■ The problem
Where does the string "components" appear? Copy every line of the entries below that holds it.

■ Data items
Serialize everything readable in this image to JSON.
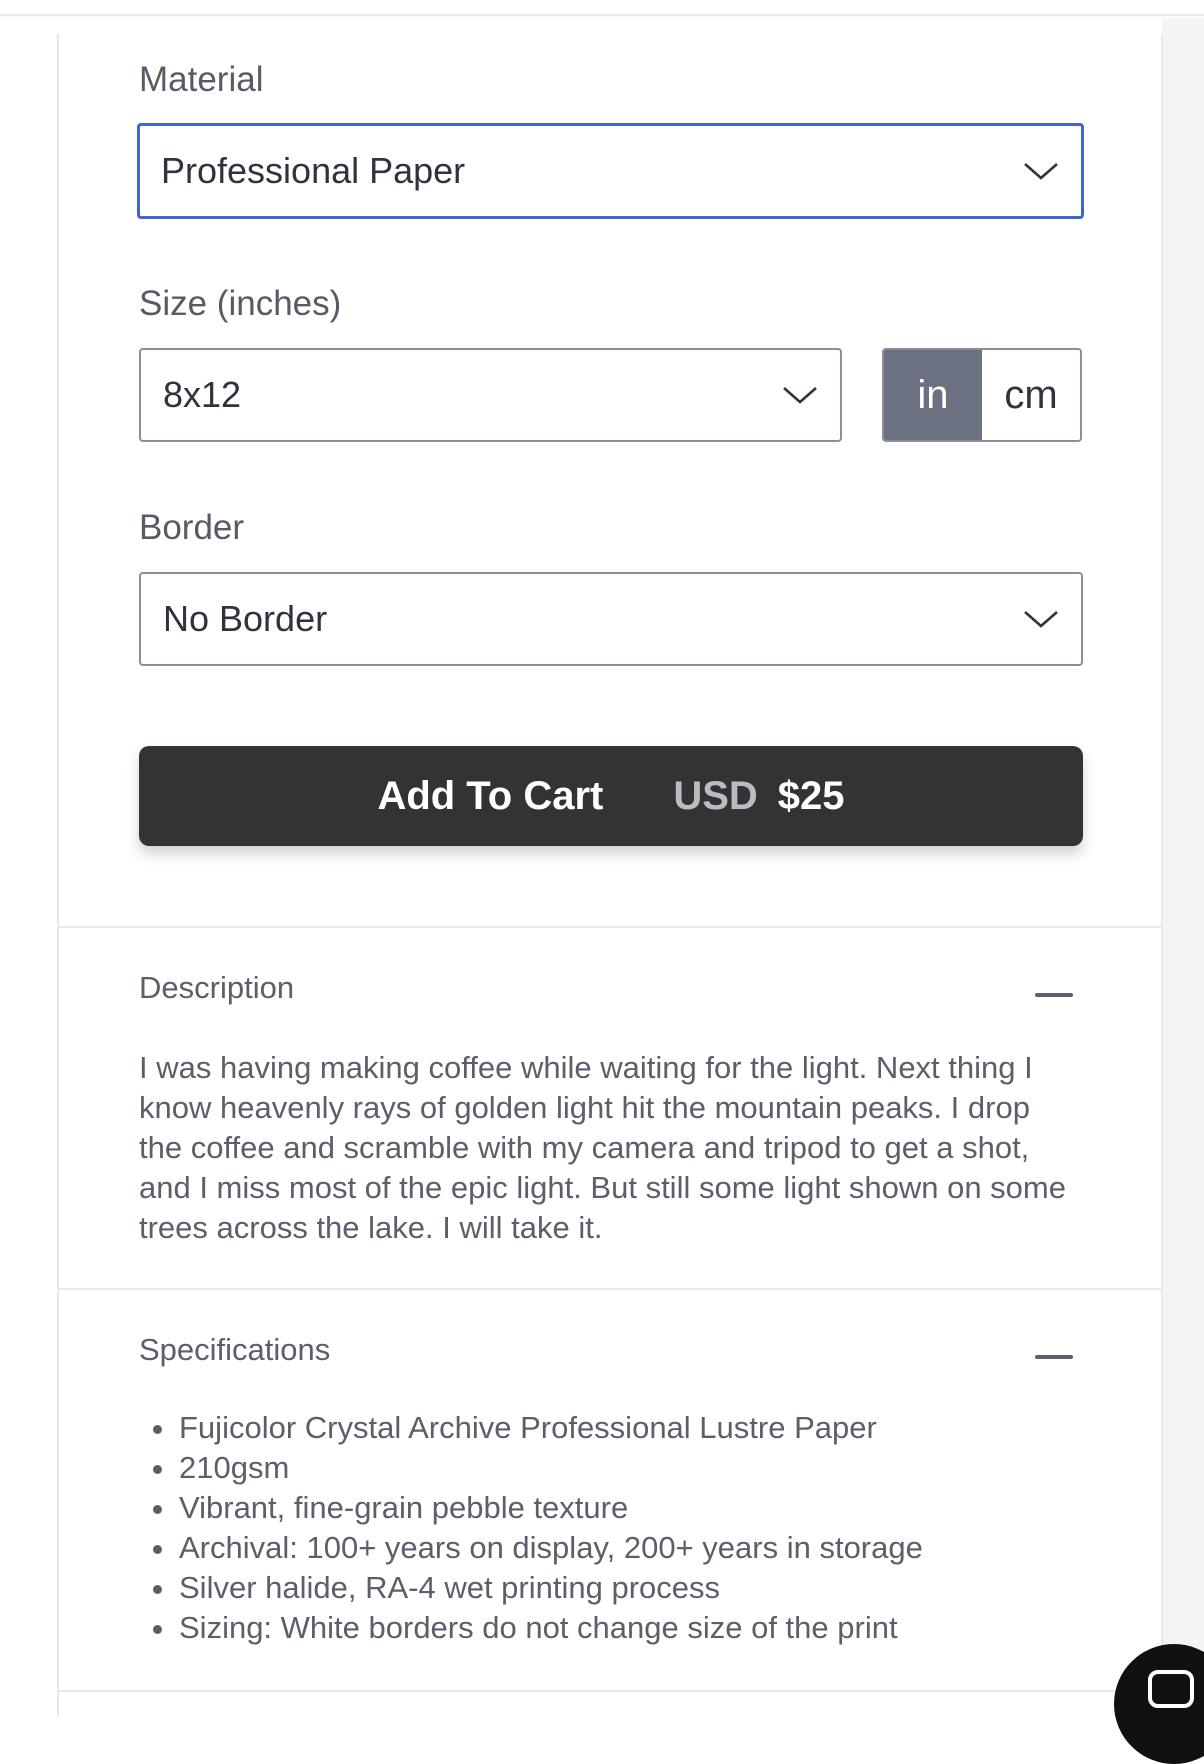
{
  "material": {
    "label": "Material",
    "selected": "Professional Paper"
  },
  "size": {
    "label": "Size (inches)",
    "selected": "8x12",
    "units": [
      "in",
      "cm"
    ],
    "active_unit": "in"
  },
  "border": {
    "label": "Border",
    "selected": "No Border"
  },
  "cart": {
    "button_label": "Add To Cart",
    "currency": "USD",
    "price": "$25"
  },
  "description": {
    "title": "Description",
    "text": "I was having making coffee while waiting for the light. Next thing I know heavenly rays of golden light hit the mountain peaks. I drop the coffee and scramble with my camera and tripod to get a shot, and I miss most of the epic light. But still some light shown on some trees across the lake. I will take it."
  },
  "specifications": {
    "title": "Specifications",
    "items": [
      "Fujicolor Crystal Archive Professional Lustre Paper",
      "210gsm",
      "Vibrant, fine-grain pebble texture",
      "Archival: 100+ years on display, 200+ years in storage",
      "Silver halide, RA-4 wet printing process",
      "Sizing: White borders do not change size of the print"
    ]
  },
  "icons": {
    "select_chevron": "chevron-down-icon",
    "collapse": "minus-icon",
    "chat": "chat-icon"
  },
  "colors": {
    "focus_border": "#3e66cf",
    "cart_button": "#333333",
    "active_unit_bg": "#6b7180"
  }
}
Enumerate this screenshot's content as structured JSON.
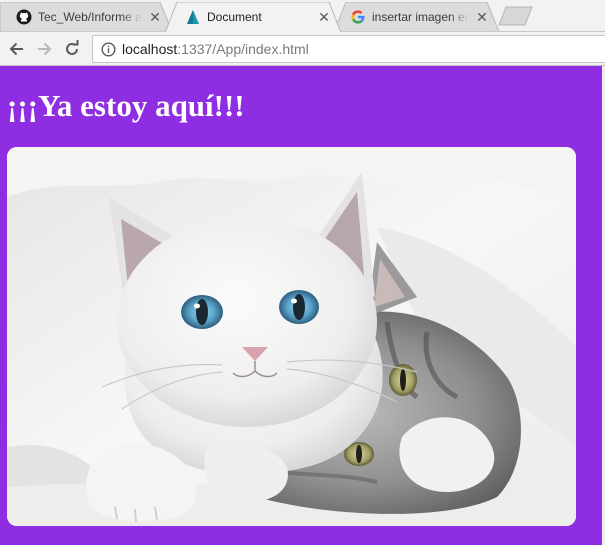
{
  "browser": {
    "tabs": [
      {
        "title": "Tec_Web/Informe a",
        "icon": "github-icon",
        "active": false
      },
      {
        "title": "Document",
        "icon": "document-favicon-icon",
        "active": true
      },
      {
        "title": "insertar imagen en",
        "icon": "google-icon",
        "active": false
      }
    ],
    "close_glyph": "✕",
    "url_host": "localhost",
    "url_rest": ":1337/App/index.html"
  },
  "page": {
    "heading": "¡¡¡Ya estoy aquí!!!",
    "background_color": "#8e2de2",
    "image_subject": "white kitten lying on a grey tabby kitten under a white blanket"
  }
}
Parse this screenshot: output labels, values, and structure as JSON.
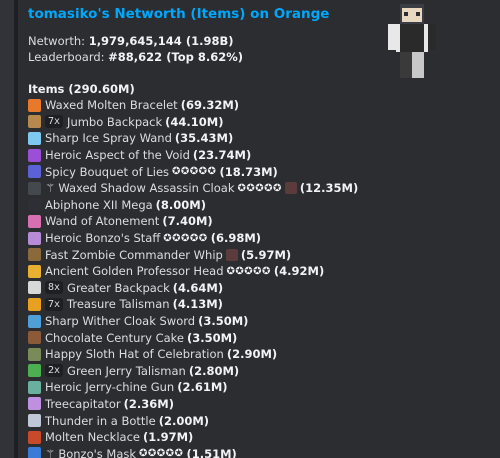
{
  "title": "tomasiko's Networth (Items) on Orange",
  "networth_label": "Networth:",
  "networth_value": "1,979,645,144 (1.98B)",
  "leaderboard_label": "Leaderboard:",
  "leaderboard_value": "#88,622 (Top 8.62%)",
  "items_header": "Items (290.60M)",
  "items": [
    {
      "name": "Waxed Molten Bracelet",
      "value": "(69.32M)",
      "icon_color": "#e8792a"
    },
    {
      "qty": "7x",
      "name": "Jumbo Backpack",
      "value": "(44.10M)",
      "icon_color": "#b8894d"
    },
    {
      "name": "Sharp Ice Spray Wand",
      "value": "(35.43M)",
      "icon_color": "#7fc8f0"
    },
    {
      "name": "Heroic Aspect of the Void",
      "value": "(23.74M)",
      "icon_color": "#9a4fd6"
    },
    {
      "name": "Spicy Bouquet of Lies",
      "stars": "✪✪✪✪✪",
      "value": "(18.73M)",
      "icon_color": "#5a62d6"
    },
    {
      "prefix": "⚚",
      "name": "Waxed Shadow Assassin Cloak",
      "stars": "✪✪✪✪✪",
      "pet": true,
      "value": "(12.35M)",
      "icon_color": "#44484f"
    },
    {
      "name": "Abiphone XII Mega",
      "value": "(8.00M)",
      "icon_color": "#2d2f34"
    },
    {
      "name": "Wand of Atonement",
      "value": "(7.40M)",
      "icon_color": "#d86fb0"
    },
    {
      "name": "Heroic Bonzo's Staff",
      "stars": "✪✪✪✪✪",
      "value": "(6.98M)",
      "icon_color": "#b78bd6"
    },
    {
      "name": "Fast Zombie Commander Whip",
      "pet": true,
      "value": "(5.97M)",
      "icon_color": "#8a6a3a"
    },
    {
      "name": "Ancient Golden Professor Head",
      "stars": "✪✪✪✪✪",
      "value": "(4.92M)",
      "icon_color": "#e8b030"
    },
    {
      "qty": "8x",
      "name": "Greater Backpack",
      "value": "(4.64M)",
      "icon_color": "#d8d8d8"
    },
    {
      "qty": "7x",
      "name": "Treasure Talisman",
      "value": "(4.13M)",
      "icon_color": "#e8a020"
    },
    {
      "name": "Sharp Wither Cloak Sword",
      "value": "(3.50M)",
      "icon_color": "#4fa0d8"
    },
    {
      "name": "Chocolate Century Cake",
      "value": "(3.50M)",
      "icon_color": "#8a5a3a"
    },
    {
      "name": "Happy Sloth Hat of Celebration",
      "value": "(2.90M)",
      "icon_color": "#7a8a5a"
    },
    {
      "qty": "2x",
      "name": "Green Jerry Talisman",
      "value": "(2.80M)",
      "icon_color": "#4caf50"
    },
    {
      "name": "Heroic Jerry-chine Gun",
      "value": "(2.61M)",
      "icon_color": "#6ab0a0"
    },
    {
      "name": "Treecapitator",
      "value": "(2.36M)",
      "icon_color": "#c090e0"
    },
    {
      "name": "Thunder in a Bottle",
      "value": "(2.00M)",
      "icon_color": "#c0c8d8"
    },
    {
      "name": "Molten Necklace",
      "value": "(1.97M)",
      "icon_color": "#c84a2a"
    },
    {
      "prefix": "⚚",
      "name": "Bonzo's Mask",
      "stars": "✪✪✪✪✪",
      "value": "(1.51M)",
      "icon_color": "#3a7ad8"
    },
    {
      "name": "",
      "value": "",
      "icon_color": "#c08040"
    }
  ]
}
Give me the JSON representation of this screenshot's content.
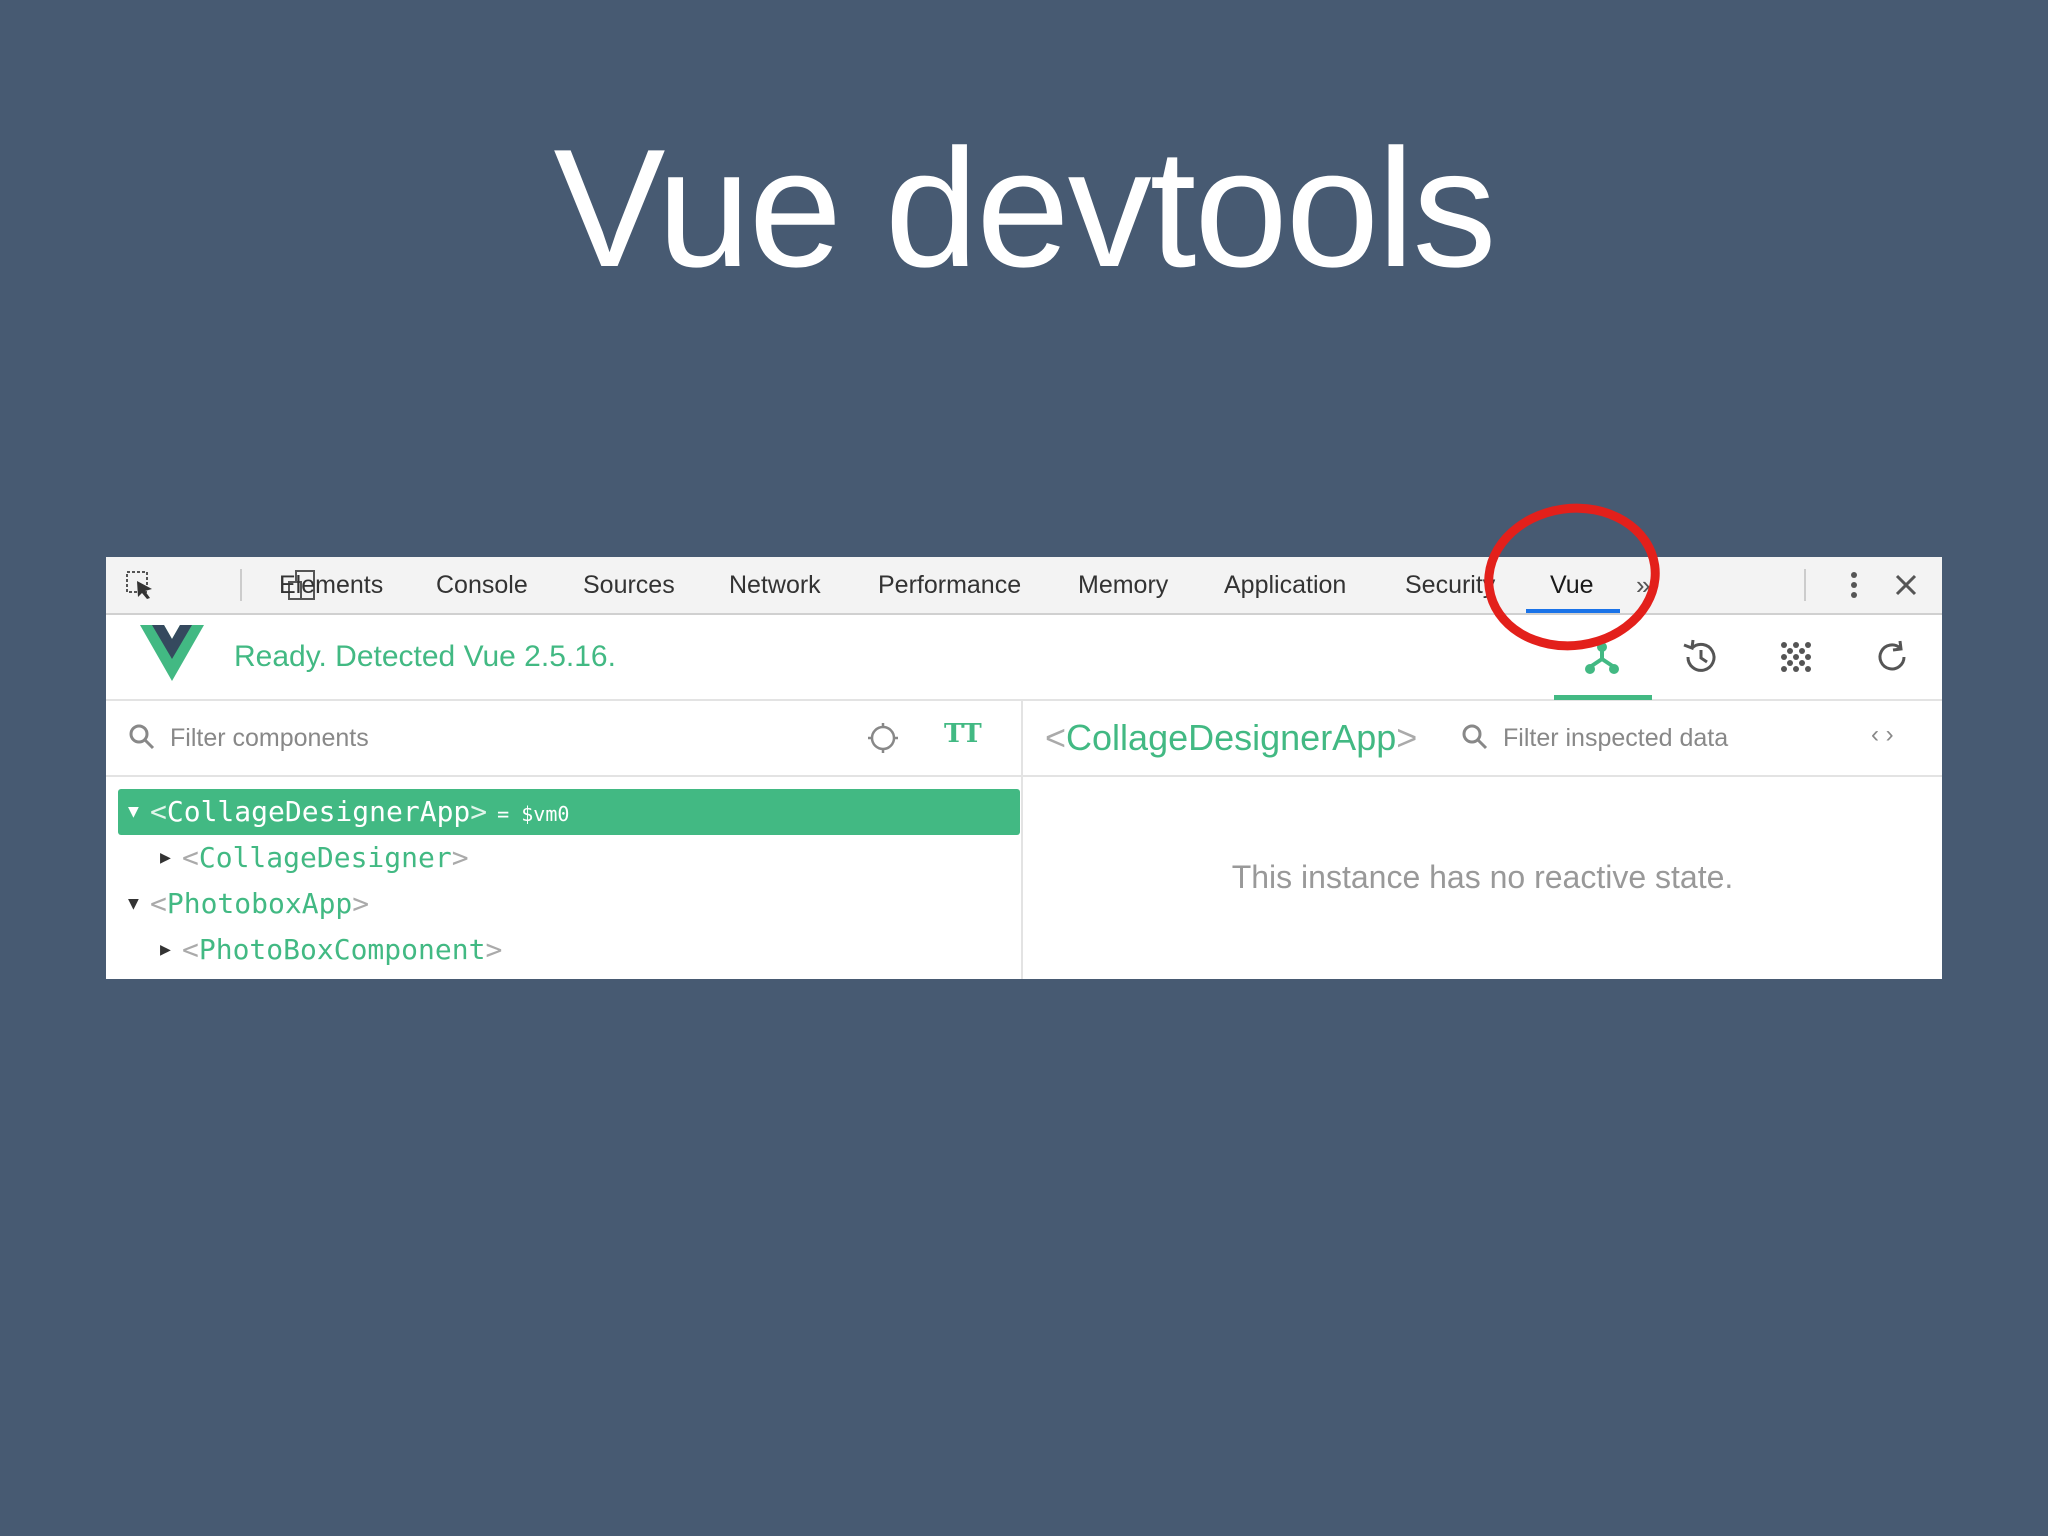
{
  "slide": {
    "title": "Vue devtools"
  },
  "devtools": {
    "tabs": [
      {
        "label": "Elements"
      },
      {
        "label": "Console"
      },
      {
        "label": "Sources"
      },
      {
        "label": "Network"
      },
      {
        "label": "Performance"
      },
      {
        "label": "Memory"
      },
      {
        "label": "Application"
      },
      {
        "label": "Security"
      },
      {
        "label": "Vue"
      }
    ],
    "active_tab": "Vue",
    "more_tabs_label": "»",
    "icons": [
      "inspect-element-icon",
      "device-toolbar-icon",
      "kebab-menu-icon",
      "close-icon"
    ]
  },
  "vue_panel": {
    "status": "Ready. Detected Vue 2.5.16.",
    "header_icons": [
      "components-icon",
      "history-icon",
      "vuex-icon",
      "refresh-icon"
    ],
    "colors": {
      "accent": "#42b983",
      "logo_dark": "#35495e",
      "tab_underline": "#1a73e8",
      "highlight_circle": "#e3201b"
    },
    "filter_components_placeholder": "Filter components",
    "text_size_label": "TT",
    "tree": [
      {
        "open_bracket": "<",
        "name": "CollageDesignerApp",
        "close_bracket": ">",
        "suffix": "= $vm0",
        "expanded": true,
        "selected": true
      },
      {
        "open_bracket": "<",
        "name": "CollageDesigner",
        "close_bracket": ">",
        "expanded": false,
        "selected": false
      },
      {
        "open_bracket": "<",
        "name": "PhotoboxApp",
        "close_bracket": ">",
        "expanded": true,
        "selected": false
      },
      {
        "open_bracket": "<",
        "name": "PhotoBoxComponent",
        "close_bracket": ">",
        "expanded": false,
        "selected": false
      }
    ],
    "inspector": {
      "open_bracket": "<",
      "name": "CollageDesignerApp",
      "close_bracket": ">",
      "filter_placeholder": "Filter inspected data",
      "code_toggle_label": "‹ ›",
      "empty_message": "This instance has no reactive state."
    }
  }
}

■ Full output
      "components-icon",
    "filter_components_placeholder": "Filter components",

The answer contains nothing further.